THE EXERCISE =>
Output the material below unchanged, apart from leaving out the pictures.

- - - - -

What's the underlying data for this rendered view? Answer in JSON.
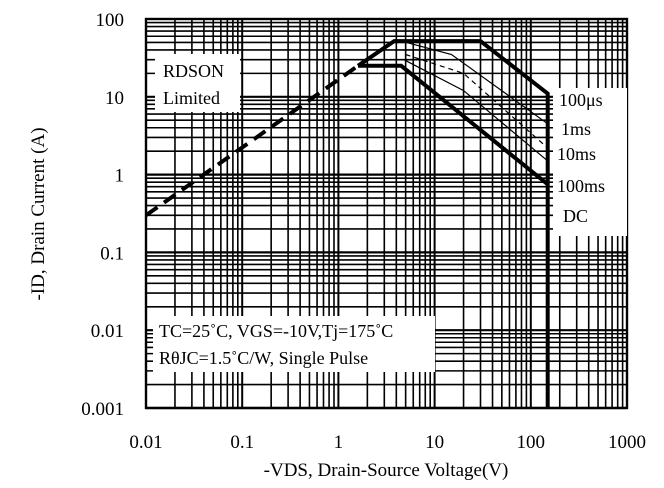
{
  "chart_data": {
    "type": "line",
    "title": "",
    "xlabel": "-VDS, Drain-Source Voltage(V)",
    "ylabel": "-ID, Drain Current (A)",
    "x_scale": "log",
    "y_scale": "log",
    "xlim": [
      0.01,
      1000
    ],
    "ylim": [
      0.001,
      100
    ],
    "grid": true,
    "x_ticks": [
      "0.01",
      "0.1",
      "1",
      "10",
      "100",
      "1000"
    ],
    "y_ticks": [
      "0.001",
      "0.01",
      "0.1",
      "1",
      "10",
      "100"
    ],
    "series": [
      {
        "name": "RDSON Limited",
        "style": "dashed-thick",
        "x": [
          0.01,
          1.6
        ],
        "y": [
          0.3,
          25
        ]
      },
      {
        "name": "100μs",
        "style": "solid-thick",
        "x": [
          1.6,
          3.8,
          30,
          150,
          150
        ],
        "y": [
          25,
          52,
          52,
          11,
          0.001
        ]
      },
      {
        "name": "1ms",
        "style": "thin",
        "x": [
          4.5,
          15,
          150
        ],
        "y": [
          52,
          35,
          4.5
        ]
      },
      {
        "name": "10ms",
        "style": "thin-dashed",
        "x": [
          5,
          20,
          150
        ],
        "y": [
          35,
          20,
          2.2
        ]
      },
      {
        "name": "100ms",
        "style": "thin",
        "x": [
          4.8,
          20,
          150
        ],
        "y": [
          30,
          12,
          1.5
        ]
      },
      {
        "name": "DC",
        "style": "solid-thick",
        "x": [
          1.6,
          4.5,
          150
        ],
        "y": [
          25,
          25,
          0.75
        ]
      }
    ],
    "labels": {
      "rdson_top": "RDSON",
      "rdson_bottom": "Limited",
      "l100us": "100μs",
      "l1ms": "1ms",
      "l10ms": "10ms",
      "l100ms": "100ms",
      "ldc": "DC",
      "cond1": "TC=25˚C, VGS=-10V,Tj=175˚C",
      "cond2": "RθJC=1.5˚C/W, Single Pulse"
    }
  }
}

- - - - -

THE REPLY =>
What's the underlying data for this rendered view? Answer in JSON.
{
  "chart_data": {
    "type": "line",
    "title": "",
    "xlabel": "-VDS, Drain-Source Voltage(V)",
    "ylabel": "-ID, Drain Current (A)",
    "x_scale": "log",
    "y_scale": "log",
    "xlim": [
      0.01,
      1000
    ],
    "ylim": [
      0.001,
      100
    ],
    "grid": true,
    "x_ticks": [
      "0.01",
      "0.1",
      "1",
      "10",
      "100",
      "1000"
    ],
    "y_ticks": [
      "0.001",
      "0.01",
      "0.1",
      "1",
      "10",
      "100"
    ],
    "series": [
      {
        "name": "RDSON Limited",
        "style": "dashed-thick",
        "x": [
          0.01,
          1.6
        ],
        "y": [
          0.3,
          25
        ]
      },
      {
        "name": "100μs",
        "style": "solid-thick",
        "x": [
          1.6,
          3.8,
          30,
          150,
          150
        ],
        "y": [
          25,
          52,
          52,
          11,
          0.001
        ]
      },
      {
        "name": "1ms",
        "style": "thin",
        "x": [
          4.5,
          15,
          150
        ],
        "y": [
          52,
          35,
          4.5
        ]
      },
      {
        "name": "10ms",
        "style": "thin-dashed",
        "x": [
          5,
          20,
          150
        ],
        "y": [
          35,
          20,
          2.2
        ]
      },
      {
        "name": "100ms",
        "style": "thin",
        "x": [
          4.8,
          20,
          150
        ],
        "y": [
          30,
          12,
          1.5
        ]
      },
      {
        "name": "DC",
        "style": "solid-thick",
        "x": [
          1.6,
          4.5,
          150
        ],
        "y": [
          25,
          25,
          0.75
        ]
      }
    ],
    "labels": {
      "rdson_top": "RDSON",
      "rdson_bottom": "Limited",
      "l100us": "100μs",
      "l1ms": "1ms",
      "l10ms": "10ms",
      "l100ms": "100ms",
      "ldc": "DC",
      "cond1": "TC=25˚C, VGS=-10V,Tj=175˚C",
      "cond2": "RθJC=1.5˚C/W, Single Pulse"
    }
  }
}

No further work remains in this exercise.